FYI.

This story is over 5 years old.

Sexe

J’aime pas les Internets, mais je bosse pour eux

Dans cette colonne, Ryan O'Connell traite de tous les problèmes rencontrés lorsqu'on crée l'Internet chaque jour de sa vie.

Salut, je m’appelle Ryan O’Connell et je travaille pour les Internets — pour Thought Catalog plus précisément. Si vous connaissez Thought Catalog, il y a de grandes chances que vous détestiez ça mais c’est pas grave : on a tous besoin de détester quelque chose. D’ailleurs, vous me détestez peut-être déjà et ce n’est pas grave, si ça peut vous faire du bien. Alors ? Ça fait du bien ? Allez, faites un effort. Soulagez-vous.

####

**CONSIGNE DONNÉE 1**
Convertissez en liste numérotée les lignes du listing, depuis son début jusqu'à la ligne contenant « text-line: limpide. Le » incluse, sans reprendre les lignes vides.

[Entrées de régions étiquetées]

####

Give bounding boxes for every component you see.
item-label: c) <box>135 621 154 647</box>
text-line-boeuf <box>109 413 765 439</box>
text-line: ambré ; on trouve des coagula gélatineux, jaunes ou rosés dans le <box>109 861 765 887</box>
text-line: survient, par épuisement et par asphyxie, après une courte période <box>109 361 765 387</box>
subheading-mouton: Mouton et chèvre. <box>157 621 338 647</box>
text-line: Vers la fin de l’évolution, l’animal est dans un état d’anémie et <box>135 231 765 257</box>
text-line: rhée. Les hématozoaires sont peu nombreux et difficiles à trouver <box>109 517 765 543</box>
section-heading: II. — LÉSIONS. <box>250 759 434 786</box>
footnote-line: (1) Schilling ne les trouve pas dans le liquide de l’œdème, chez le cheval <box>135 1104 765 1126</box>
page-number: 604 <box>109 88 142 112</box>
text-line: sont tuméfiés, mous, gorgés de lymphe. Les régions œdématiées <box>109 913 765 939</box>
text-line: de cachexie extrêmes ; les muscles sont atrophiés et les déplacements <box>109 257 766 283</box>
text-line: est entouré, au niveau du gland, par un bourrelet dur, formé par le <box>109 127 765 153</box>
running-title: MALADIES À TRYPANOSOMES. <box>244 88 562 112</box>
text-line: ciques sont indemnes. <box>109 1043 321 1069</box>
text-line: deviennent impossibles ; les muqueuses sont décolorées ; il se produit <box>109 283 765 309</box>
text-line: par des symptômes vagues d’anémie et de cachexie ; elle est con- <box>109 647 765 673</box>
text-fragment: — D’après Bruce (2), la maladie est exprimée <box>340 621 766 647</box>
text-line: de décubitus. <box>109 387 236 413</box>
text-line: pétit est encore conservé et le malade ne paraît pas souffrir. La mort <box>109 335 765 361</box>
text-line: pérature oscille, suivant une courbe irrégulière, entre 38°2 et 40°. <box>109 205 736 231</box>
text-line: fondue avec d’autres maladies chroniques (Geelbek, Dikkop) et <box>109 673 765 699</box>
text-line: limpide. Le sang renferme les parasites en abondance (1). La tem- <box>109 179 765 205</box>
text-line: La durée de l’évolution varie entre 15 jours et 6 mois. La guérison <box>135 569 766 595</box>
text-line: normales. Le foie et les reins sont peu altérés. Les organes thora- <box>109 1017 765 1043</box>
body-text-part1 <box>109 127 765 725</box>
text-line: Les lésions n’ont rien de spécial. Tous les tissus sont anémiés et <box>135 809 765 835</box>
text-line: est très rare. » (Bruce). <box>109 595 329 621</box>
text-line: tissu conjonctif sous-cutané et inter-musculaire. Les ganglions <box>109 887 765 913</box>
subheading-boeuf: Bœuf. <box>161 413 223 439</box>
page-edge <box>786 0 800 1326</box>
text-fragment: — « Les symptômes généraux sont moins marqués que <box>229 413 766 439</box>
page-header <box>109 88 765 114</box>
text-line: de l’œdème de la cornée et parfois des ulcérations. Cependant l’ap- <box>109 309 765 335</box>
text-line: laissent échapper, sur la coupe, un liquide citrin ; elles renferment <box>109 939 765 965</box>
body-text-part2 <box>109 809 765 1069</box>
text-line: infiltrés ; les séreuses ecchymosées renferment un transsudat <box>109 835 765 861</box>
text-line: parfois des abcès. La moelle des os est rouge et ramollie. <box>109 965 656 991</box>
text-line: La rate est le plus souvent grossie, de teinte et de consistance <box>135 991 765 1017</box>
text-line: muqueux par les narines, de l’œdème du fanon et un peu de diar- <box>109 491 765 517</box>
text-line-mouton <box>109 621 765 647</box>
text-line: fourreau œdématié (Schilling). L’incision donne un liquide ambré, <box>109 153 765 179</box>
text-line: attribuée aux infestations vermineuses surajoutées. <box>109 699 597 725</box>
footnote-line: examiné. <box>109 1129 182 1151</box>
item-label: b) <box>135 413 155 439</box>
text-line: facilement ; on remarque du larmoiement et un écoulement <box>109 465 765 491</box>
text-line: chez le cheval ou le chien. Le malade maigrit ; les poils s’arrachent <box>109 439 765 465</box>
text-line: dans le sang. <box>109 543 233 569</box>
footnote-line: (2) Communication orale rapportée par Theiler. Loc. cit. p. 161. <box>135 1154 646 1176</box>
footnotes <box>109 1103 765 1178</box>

####

**CONSIGNE DONNÉE 2**
Répondez à ces questions sur l'extrait de page :
(a) Pour quel site Ryan O'Connell travaille-t-il plus précisément ?
(b) D'après le chapeau, de quoi traite cette colonne ?
(c) Selon la mention placée en tête, depuis combien de temps l'article est-il paru ?

**RÉPONSE ATTENDUE 1**
1. Give bounding boxes for every component you see.
2. item-label: c) <box>135 621 154 647</box>
3. text-line-boeuf <box>109 413 765 439</box>
4. text-line: ambré ; on trouve des coagula gélatineux, jaunes ou rosés dans le <box>109 861 765 887</box>
5. text-line: survient, par épuisement et par asphyxie, après une courte période <box>109 361 765 387</box>
6. subheading-mouton: Mouton et chèvre. <box>157 621 338 647</box>
7. text-line: Vers la fin de l’évolution, l’animal est dans un état d’anémie et <box>135 231 765 257</box>
8. text-line: rhée. Les hématozoaires sont peu nombreux et difficiles à trouver <box>109 517 765 543</box>
9. section-heading: II. — LÉSIONS. <box>250 759 434 786</box>
10. footnote-line: (1) Schilling ne les trouve pas dans le liquide de l’œdème, chez le cheval <box>135 1104 765 1126</box>
11. page-number: 604 <box>109 88 142 112</box>
12. text-line: sont tuméfiés, mous, gorgés de lymphe. Les régions œdématiées <box>109 913 765 939</box>
13. text-line: de cachexie extrêmes ; les muscles sont atrophiés et les déplacements <box>109 257 766 283</box>
14. text-line: est entouré, au niveau du gland, par un bourrelet dur, formé par le <box>109 127 765 153</box>
15. running-title: MALADIES À TRYPANOSOMES. <box>244 88 562 112</box>
16. text-line: ciques sont indemnes. <box>109 1043 321 1069</box>
17. text-line: deviennent impossibles ; les muqueuses sont décolorées ; il se produit <box>109 283 765 309</box>
18. text-line: par des symptômes vagues d’anémie et de cachexie ; elle est con- <box>109 647 765 673</box>
19. text-fragment: — D’après Bruce (2), la maladie est exprimée <box>340 621 766 647</box>
20. text-line: de décubitus. <box>109 387 236 413</box>
21. text-line: pétit est encore conservé et le malade ne paraît pas souffrir. La mort <box>109 335 765 361</box>
22. text-line: pérature oscille, suivant une courbe irrégulière, entre 38°2 et 40°. <box>109 205 736 231</box>
23. text-line: fondue avec d’autres maladies chroniques (Geelbek, Dikkop) et <box>109 673 765 699</box>
24. text-line: limpide. Le sang renferme les parasites en abondance (1). La tem- <box>109 179 765 205</box>

**RÉPONSE ATTENDUE 2**
(a) Pour Thought Catalog.
(b) De tous les problèmes rencontrés lorsqu'on crée l'Internet chaque jour de sa vie.
(c) Depuis plus de 5 ans.